"""
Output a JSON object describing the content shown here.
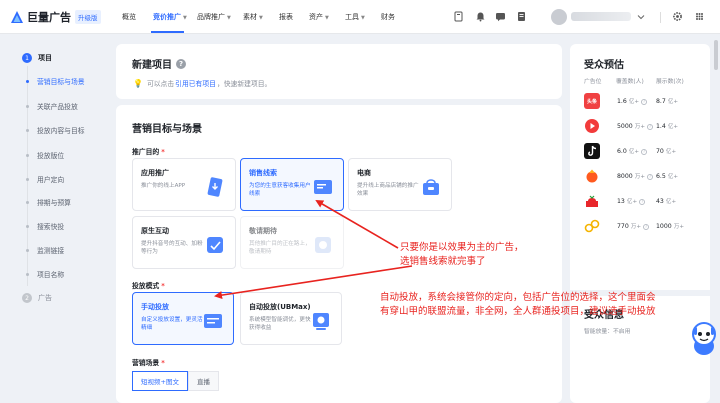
{
  "header": {
    "logo_text": "巨量广告",
    "logo_badge": "升级版",
    "nav": [
      {
        "label": "概览",
        "caret": false
      },
      {
        "label": "竞价推广",
        "caret": true
      },
      {
        "label": "品牌推广",
        "caret": true
      },
      {
        "label": "素材",
        "caret": true
      },
      {
        "label": "报表",
        "caret": false
      },
      {
        "label": "资产",
        "caret": true
      },
      {
        "label": "工具",
        "caret": true
      },
      {
        "label": "财务",
        "caret": false
      }
    ]
  },
  "steps": {
    "step1": {
      "num": "1",
      "label": "项目"
    },
    "sub": [
      "营销目标与场景",
      "关联产品投放",
      "投放内容与目标",
      "投放版位",
      "用户定向",
      "排期与预算",
      "搜索快投",
      "监测链接",
      "项目名称"
    ],
    "step2": {
      "num": "2",
      "label": "广告"
    }
  },
  "new_project": {
    "title": "新建项目",
    "tip_prefix": "可以点击",
    "tip_link": "引用已有项目",
    "tip_suffix": "，快速新建项目。"
  },
  "goal": {
    "title": "营销目标与场景",
    "promo_label": "推广目的",
    "promo_cards": [
      {
        "title": "应用推广",
        "desc": "推广你的线上APP"
      },
      {
        "title": "销售线索",
        "desc": "为您的生意获客收集用户线索"
      },
      {
        "title": "电商",
        "desc": "提升线上商品店铺的推广效果"
      },
      {
        "title": "原生互动",
        "desc": "提升抖音号的互动、加粉等行为"
      },
      {
        "title": "敬请期待",
        "desc": "其他推广目的正在路上，敬请期待"
      }
    ],
    "delivery_label": "投放模式",
    "delivery_cards": [
      {
        "title": "手动投放",
        "desc": "自定义投放设置，更灵活精细"
      },
      {
        "title": "自动投放(UBMax)",
        "desc": "系统模型智能调优，更快获得收益"
      }
    ],
    "scene_label": "营销场景",
    "scene_tabs": [
      "短视频+图文",
      "直播"
    ]
  },
  "audience": {
    "title": "受众预估",
    "col_platform": "广告位",
    "col_cover": "覆盖数(人)",
    "col_show": "展示数(次)",
    "rows": [
      {
        "platform": "头条",
        "cover": "1.6",
        "cover_unit": "亿+",
        "show": "8.7",
        "show_unit": "亿+",
        "color": "#f04142"
      },
      {
        "platform": "西瓜",
        "cover": "5000",
        "cover_unit": "万+",
        "show": "1.4",
        "show_unit": "亿+",
        "color": "#f23b3b"
      },
      {
        "platform": "抖音",
        "cover": "6.0",
        "cover_unit": "亿+",
        "show": "70",
        "show_unit": "亿+",
        "color": "#111111"
      },
      {
        "platform": "火山",
        "cover": "8000",
        "cover_unit": "万+",
        "show": "6.5",
        "show_unit": "亿+",
        "color": "#ff5a1f"
      },
      {
        "platform": "番茄",
        "cover": "13",
        "cover_unit": "亿+",
        "show": "43",
        "show_unit": "亿+",
        "color": "#e8262b"
      },
      {
        "platform": "穿山甲",
        "cover": "770",
        "cover_unit": "万+",
        "show": "1000",
        "show_unit": "万+",
        "color": "#f5b400"
      }
    ],
    "info_title": "受众信息",
    "info_sub": "智能放量：不启用"
  },
  "annotations": {
    "first_line1": "只要你是以效果为主的广告，",
    "first_line2": "选销售线索就完事了",
    "second_line1": "自动投放，系统会接管你的定向，包括广告位的选择，这个里面会",
    "second_line2": "有穿山甲的联盟流量，非全网，全人群通投项目，建议选手动投放"
  },
  "colors": {
    "accent": "#2e6bff",
    "annotation": "#e8231f"
  }
}
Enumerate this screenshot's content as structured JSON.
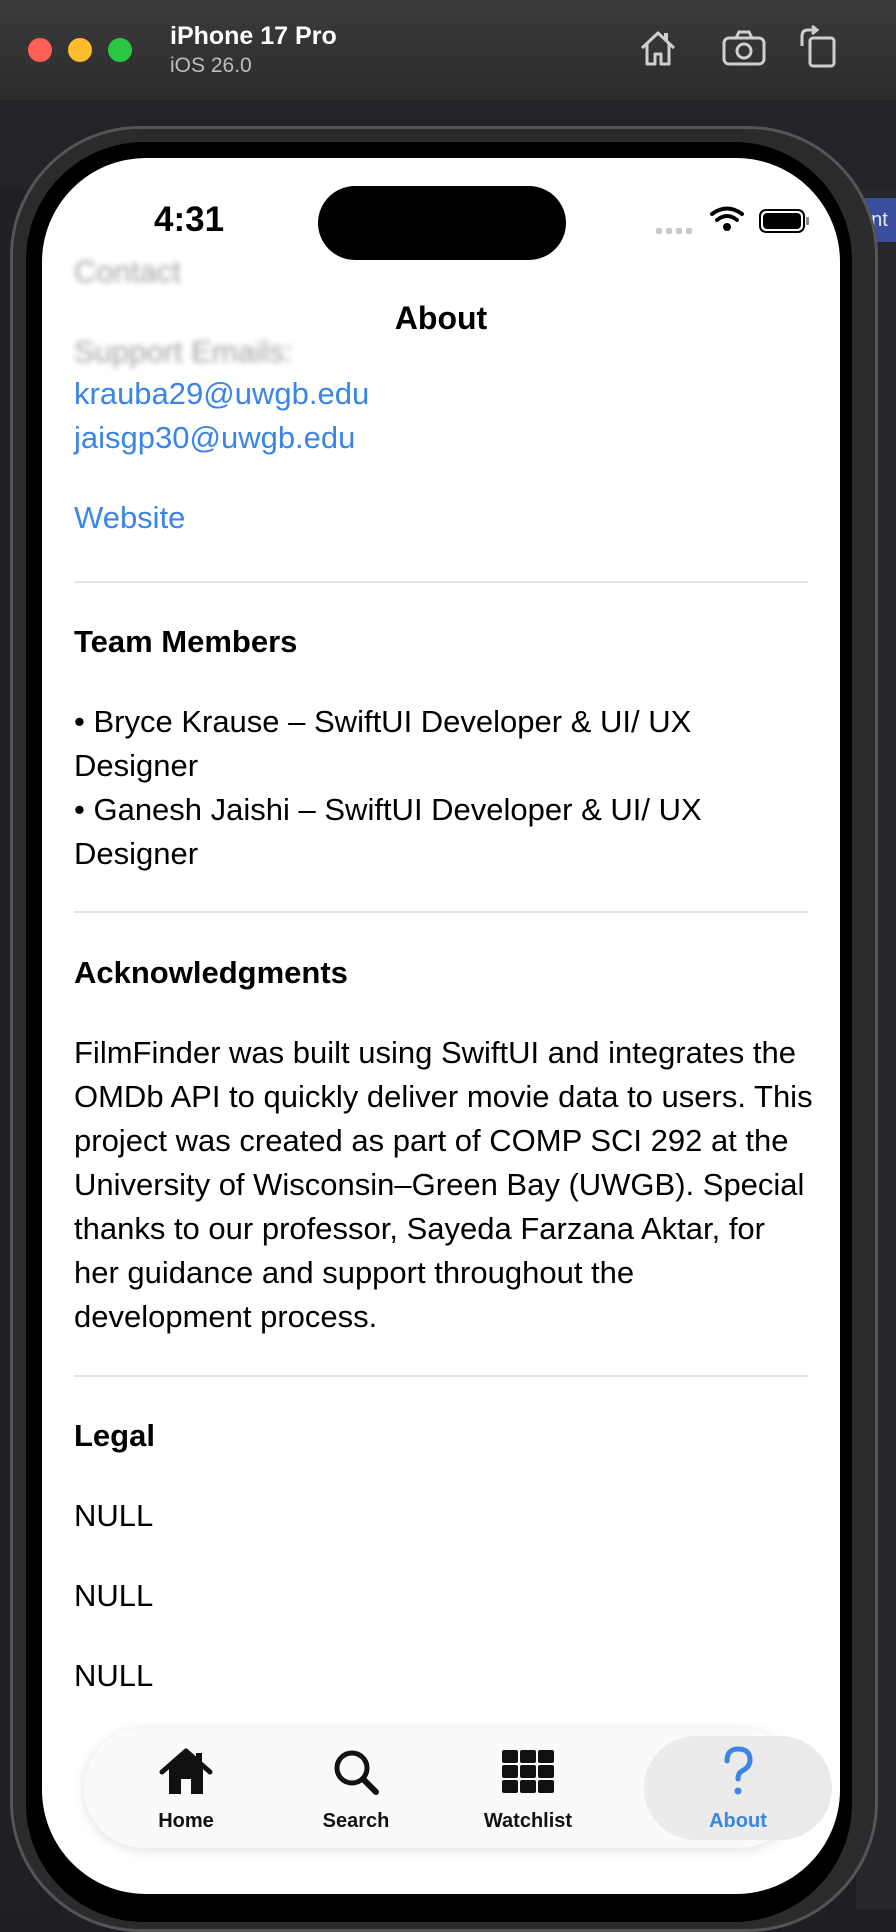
{
  "simulator": {
    "device": "iPhone 17 Pro",
    "os": "iOS 26.0"
  },
  "ide": {
    "right_tab_text": "ent"
  },
  "status_bar": {
    "time": "4:31"
  },
  "nav": {
    "title": "About"
  },
  "contact": {
    "section_label": "Contact",
    "support_label": "Support Emails:",
    "emails": [
      "krauba29@uwgb.edu",
      "jaisgp30@uwgb.edu"
    ],
    "website_label": "Website"
  },
  "team": {
    "heading": "Team Members",
    "members": [
      "• Bryce Krause – SwiftUI Developer & UI/ UX Designer",
      "• Ganesh Jaishi – SwiftUI Developer & UI/ UX Designer"
    ]
  },
  "acknowledgments": {
    "heading": "Acknowledgments",
    "text": "FilmFinder was built using SwiftUI and integrates the OMDb API to quickly deliver movie data to users. This project was created as part of COMP SCI 292 at the University of Wisconsin–Green Bay (UWGB). Special thanks to our professor, Sayeda Farzana Aktar, for her guidance and support throughout the development process."
  },
  "legal": {
    "heading": "Legal",
    "items": [
      "NULL",
      "NULL",
      "NULL"
    ]
  },
  "tabs": [
    {
      "label": "Home",
      "icon": "house-icon"
    },
    {
      "label": "Search",
      "icon": "magnifying-glass-icon"
    },
    {
      "label": "Watchlist",
      "icon": "grid-icon"
    },
    {
      "label": "About",
      "icon": "question-mark-icon",
      "selected": true
    }
  ],
  "colors": {
    "accent": "#3a85e6",
    "divider": "#e6e6e6"
  }
}
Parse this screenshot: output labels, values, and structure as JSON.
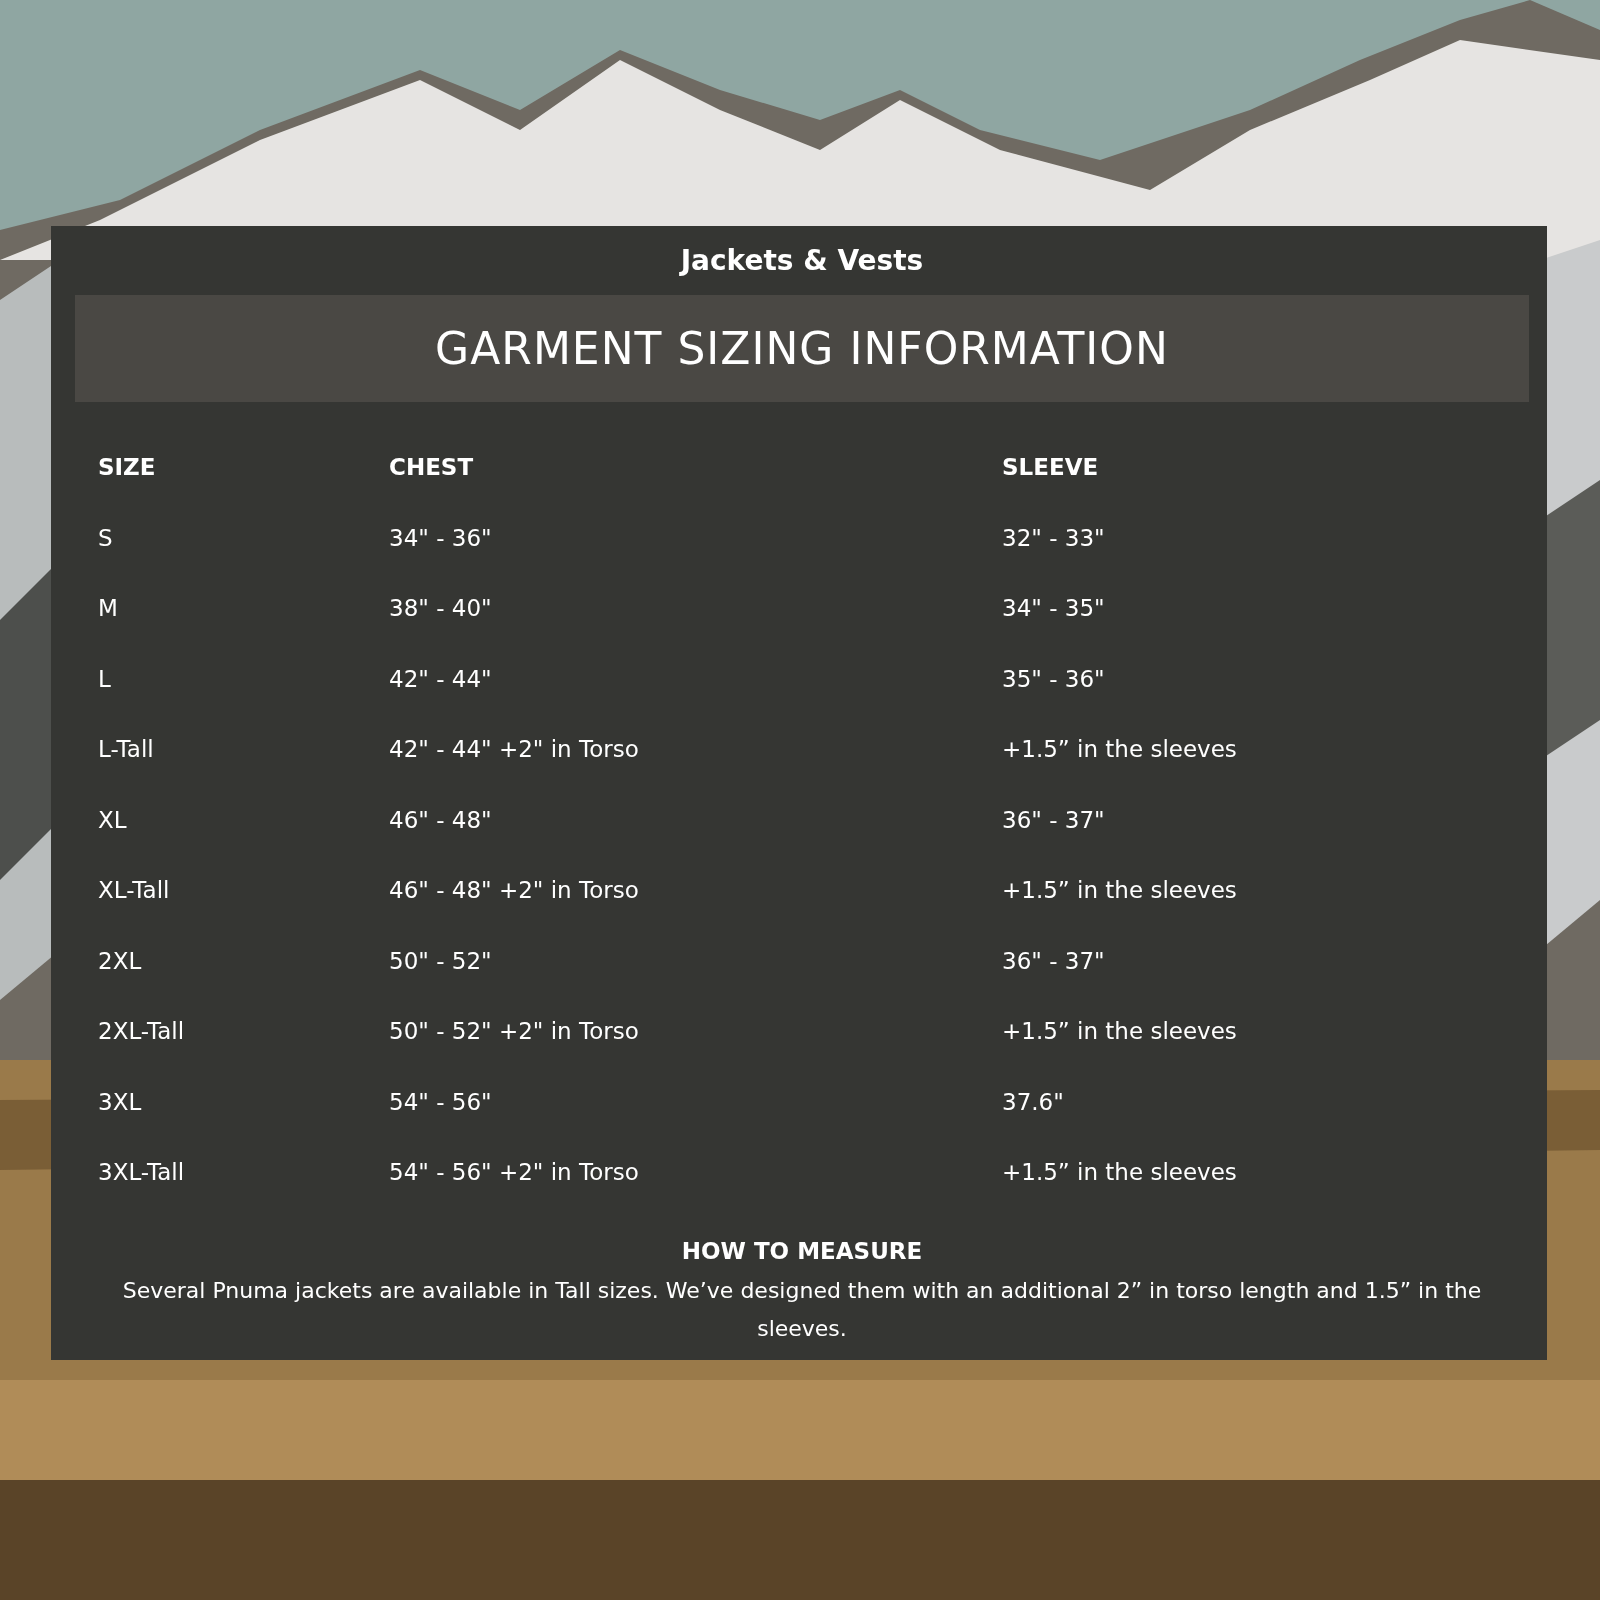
{
  "panel": {
    "category": "Jackets & Vests",
    "title": "GARMENT SIZING INFORMATION",
    "table": {
      "columns": [
        "SIZE",
        "CHEST",
        "SLEEVE"
      ],
      "rows": [
        [
          "S",
          "34\" - 36\"",
          "32\" - 33\""
        ],
        [
          "M",
          "38\" - 40\"",
          "34\" - 35\""
        ],
        [
          "L",
          "42\" - 44\"",
          "35\" - 36\""
        ],
        [
          "L-Tall",
          "42\" - 44\" +2\" in Torso",
          "+1.5” in the sleeves"
        ],
        [
          "XL",
          "46\" - 48\"",
          "36\" - 37\""
        ],
        [
          "XL-Tall",
          "46\" - 48\" +2\" in Torso",
          "+1.5” in the sleeves"
        ],
        [
          "2XL",
          "50\" - 52\"",
          "36\" - 37\""
        ],
        [
          "2XL-Tall",
          "50\" - 52\" +2\" in Torso",
          "+1.5” in the sleeves"
        ],
        [
          "3XL",
          "54\" - 56\"",
          "37.6\""
        ],
        [
          "3XL-Tall",
          "54\" - 56\" +2\" in Torso",
          "+1.5” in the sleeves"
        ]
      ]
    },
    "measure": {
      "heading": "HOW TO MEASURE",
      "text": "Several Pnuma jackets are available in Tall sizes. We’ve designed them with an additional 2” in torso length and 1.5” in the sleeves."
    }
  }
}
"""
> **YOUR OBJECTIVE**
Output the lines above in full and exactly as given, omitting any pictures.

> **WRITTEN ANSWER**
Output a JSON object describing the content shown here.
{
  "header": {
    "logo_text": "巨量广告",
    "logo_badge": "升级版",
    "nav": [
      {
        "label": "概览",
        "caret": false
      },
      {
        "label": "竞价推广",
        "caret": true
      },
      {
        "label": "品牌推广",
        "caret": true
      },
      {
        "label": "素材",
        "caret": true
      },
      {
        "label": "报表",
        "caret": false
      },
      {
        "label": "资产",
        "caret": true
      },
      {
        "label": "工具",
        "caret": true
      },
      {
        "label": "财务",
        "caret": false
      }
    ]
  },
  "steps": {
    "step1": {
      "num": "1",
      "label": "项目"
    },
    "sub": [
      "营销目标与场景",
      "关联产品投放",
      "投放内容与目标",
      "投放版位",
      "用户定向",
      "排期与预算",
      "搜索快投",
      "监测链接",
      "项目名称"
    ],
    "step2": {
      "num": "2",
      "label": "广告"
    }
  },
  "new_project": {
    "title": "新建项目",
    "tip_prefix": "可以点击",
    "tip_link": "引用已有项目",
    "tip_suffix": "，快速新建项目。"
  },
  "goal": {
    "title": "营销目标与场景",
    "promo_label": "推广目的",
    "promo_cards": [
      {
        "title": "应用推广",
        "desc": "推广你的线上APP"
      },
      {
        "title": "销售线索",
        "desc": "为您的生意获客收集用户线索"
      },
      {
        "title": "电商",
        "desc": "提升线上商品店铺的推广效果"
      },
      {
        "title": "原生互动",
        "desc": "提升抖音号的互动、加粉等行为"
      },
      {
        "title": "敬请期待",
        "desc": "其他推广目的正在路上，敬请期待"
      }
    ],
    "delivery_label": "投放模式",
    "delivery_cards": [
      {
        "title": "手动投放",
        "desc": "自定义投放设置，更灵活精细"
      },
      {
        "title": "自动投放(UBMax)",
        "desc": "系统模型智能调优，更快获得收益"
      }
    ],
    "scene_label": "营销场景",
    "scene_tabs": [
      "短视频+图文",
      "直播"
    ]
  },
  "audience": {
    "title": "受众预估",
    "col_platform": "广告位",
    "col_cover": "覆盖数(人)",
    "col_show": "展示数(次)",
    "rows": [
      {
        "platform": "头条",
        "cover": "1.6",
        "cover_unit": "亿+",
        "show": "8.7",
        "show_unit": "亿+",
        "color": "#f04142"
      },
      {
        "platform": "西瓜",
        "cover": "5000",
        "cover_unit": "万+",
        "show": "1.4",
        "show_unit": "亿+",
        "color": "#f23b3b"
      },
      {
        "platform": "抖音",
        "cover": "6.0",
        "cover_unit": "亿+",
        "show": "70",
        "show_unit": "亿+",
        "color": "#111111"
      },
      {
        "platform": "火山",
        "cover": "8000",
        "cover_unit": "万+",
        "show": "6.5",
        "show_unit": "亿+",
        "color": "#ff5a1f"
      },
      {
        "platform": "番茄",
        "cover": "13",
        "cover_unit": "亿+",
        "show": "43",
        "show_unit": "亿+",
        "color": "#e8262b"
      },
      {
        "platform": "穿山甲",
        "cover": "770",
        "cover_unit": "万+",
        "show": "1000",
        "show_unit": "万+",
        "color": "#f5b400"
      }
    ],
    "info_title": "受众信息",
    "info_sub": "智能放量：不启用"
  },
  "annotations": {
    "first_line1": "只要你是以效果为主的广告，",
    "first_line2": "选销售线索就完事了",
    "second_line1": "自动投放，系统会接管你的定向，包括广告位的选择，这个里面会",
    "second_line2": "有穿山甲的联盟流量，非全网，全人群通投项目，建议选手动投放"
  },
  "colors": {
    "accent": "#2e6bff",
    "annotation": "#e8231f"
  }
}
Enumerate this screenshot's content as structured JSON.
{
  "simulator": {
    "device": "iPhone 17 Pro",
    "os": "iOS 26.0"
  },
  "ide": {
    "right_tab_text": "ent"
  },
  "status_bar": {
    "time": "4:31"
  },
  "nav": {
    "title": "About"
  },
  "contact": {
    "section_label": "Contact",
    "support_label": "Support Emails:",
    "emails": [
      "krauba29@uwgb.edu",
      "jaisgp30@uwgb.edu"
    ],
    "website_label": "Website"
  },
  "team": {
    "heading": "Team Members",
    "members": [
      "• Bryce Krause – SwiftUI Developer & UI/ UX Designer",
      "• Ganesh Jaishi – SwiftUI Developer & UI/ UX Designer"
    ]
  },
  "acknowledgments": {
    "heading": "Acknowledgments",
    "text": "FilmFinder was built using SwiftUI and integrates the OMDb API to quickly deliver movie data to users. This project was created as part of COMP SCI 292 at the University of Wisconsin–Green Bay (UWGB). Special thanks to our professor, Sayeda Farzana Aktar, for her guidance and support throughout the development process."
  },
  "legal": {
    "heading": "Legal",
    "items": [
      "NULL",
      "NULL",
      "NULL"
    ]
  },
  "tabs": [
    {
      "label": "Home",
      "icon": "house-icon"
    },
    {
      "label": "Search",
      "icon": "magnifying-glass-icon"
    },
    {
      "label": "Watchlist",
      "icon": "grid-icon"
    },
    {
      "label": "About",
      "icon": "question-mark-icon",
      "selected": true
    }
  ],
  "colors": {
    "accent": "#3a85e6",
    "divider": "#e6e6e6"
  }
}
Parse this screenshot: output labels, values, and structure as JSON.
{
  "panel": {
    "category": "Jackets & Vests",
    "title": "GARMENT SIZING INFORMATION",
    "table": {
      "columns": [
        "SIZE",
        "CHEST",
        "SLEEVE"
      ],
      "rows": [
        [
          "S",
          "34\" - 36\"",
          "32\" - 33\""
        ],
        [
          "M",
          "38\" - 40\"",
          "34\" - 35\""
        ],
        [
          "L",
          "42\" - 44\"",
          "35\" - 36\""
        ],
        [
          "L-Tall",
          "42\" - 44\" +2\" in Torso",
          "+1.5” in the sleeves"
        ],
        [
          "XL",
          "46\" - 48\"",
          "36\" - 37\""
        ],
        [
          "XL-Tall",
          "46\" - 48\" +2\" in Torso",
          "+1.5” in the sleeves"
        ],
        [
          "2XL",
          "50\" - 52\"",
          "36\" - 37\""
        ],
        [
          "2XL-Tall",
          "50\" - 52\" +2\" in Torso",
          "+1.5” in the sleeves"
        ],
        [
          "3XL",
          "54\" - 56\"",
          "37.6\""
        ],
        [
          "3XL-Tall",
          "54\" - 56\" +2\" in Torso",
          "+1.5” in the sleeves"
        ]
      ]
    },
    "measure": {
      "heading": "HOW TO MEASURE",
      "text": "Several Pnuma jackets are available in Tall sizes. We’ve designed them with an additional 2” in torso length and 1.5” in the sleeves."
    }
  }
}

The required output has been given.